Exercise – Would you quote the material below in full and unchanged?

-- begin Given data --

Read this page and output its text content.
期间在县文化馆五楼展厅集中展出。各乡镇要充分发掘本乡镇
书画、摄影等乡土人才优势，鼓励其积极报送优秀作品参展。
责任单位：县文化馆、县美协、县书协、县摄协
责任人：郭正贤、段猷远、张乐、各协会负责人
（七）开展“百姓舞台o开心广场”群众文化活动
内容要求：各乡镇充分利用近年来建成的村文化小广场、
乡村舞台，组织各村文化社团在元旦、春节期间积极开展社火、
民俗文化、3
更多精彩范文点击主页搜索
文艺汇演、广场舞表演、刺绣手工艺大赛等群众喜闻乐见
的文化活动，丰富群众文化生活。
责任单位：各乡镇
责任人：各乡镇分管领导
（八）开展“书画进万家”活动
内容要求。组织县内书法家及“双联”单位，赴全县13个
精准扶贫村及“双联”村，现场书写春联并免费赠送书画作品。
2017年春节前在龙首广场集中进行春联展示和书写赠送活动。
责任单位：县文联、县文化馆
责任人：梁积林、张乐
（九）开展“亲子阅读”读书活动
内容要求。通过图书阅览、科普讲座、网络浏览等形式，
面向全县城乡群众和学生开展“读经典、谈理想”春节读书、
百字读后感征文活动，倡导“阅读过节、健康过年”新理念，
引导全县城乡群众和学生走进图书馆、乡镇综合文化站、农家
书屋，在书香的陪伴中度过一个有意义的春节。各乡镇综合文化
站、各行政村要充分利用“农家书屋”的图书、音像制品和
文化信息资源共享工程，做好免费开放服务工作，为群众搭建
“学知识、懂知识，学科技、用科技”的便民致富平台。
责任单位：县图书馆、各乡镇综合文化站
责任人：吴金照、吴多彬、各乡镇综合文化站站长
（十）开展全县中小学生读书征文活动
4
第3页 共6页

-- end Given data --

Full response –
Read this page and output its text content.
期间在县文化馆五楼展厅集中展出。各乡镇要充分发掘本乡镇
书画、摄影等乡土人才优势，鼓励其积极报送优秀作品参展。
责任单位：县文化馆、县美协、县书协、县摄协
责任人：郭正贤、段猷远、张乐、各协会负责人
（七）开展“百姓舞台o开心广场”群众文化活动
内容要求：各乡镇充分利用近年来建成的村文化小广场、
乡村舞台，组织各村文化社团在元旦、春节期间积极开展社火、
民俗文化、3
更多精彩范文点击主页搜索
文艺汇演、广场舞表演、刺绣手工艺大赛等群众喜闻乐见
的文化活动，丰富群众文化生活。
责任单位：各乡镇
责任人：各乡镇分管领导
（八）开展“书画进万家”活动
内容要求。组织县内书法家及“双联”单位，赴全县13个
精准扶贫村及“双联”村，现场书写春联并免费赠送书画作品。
2017年春节前在龙首广场集中进行春联展示和书写赠送活动。
责任单位：县文联、县文化馆
责任人：梁积林、张乐
（九）开展“亲子阅读”读书活动
内容要求。通过图书阅览、科普讲座、网络浏览等形式，
面向全县城乡群众和学生开展“读经典、谈理想”春节读书、
百字读后感征文活动，倡导“阅读过节、健康过年”新理念，
引导全县城乡群众和学生走进图书馆、乡镇综合文化站、农家
书屋，在书香的陪伴中度过一个有意义的春节。各乡镇综合文化
站、各行政村要充分利用“农家书屋”的图书、音像制品和
文化信息资源共享工程，做好免费开放服务工作，为群众搭建
“学知识、懂知识，学科技、用科技”的便民致富平台。
责任单位：县图书馆、各乡镇综合文化站
责任人：吴金照、吴多彬、各乡镇综合文化站站长
（十）开展全县中小学生读书征文活动
4
第3页 共6页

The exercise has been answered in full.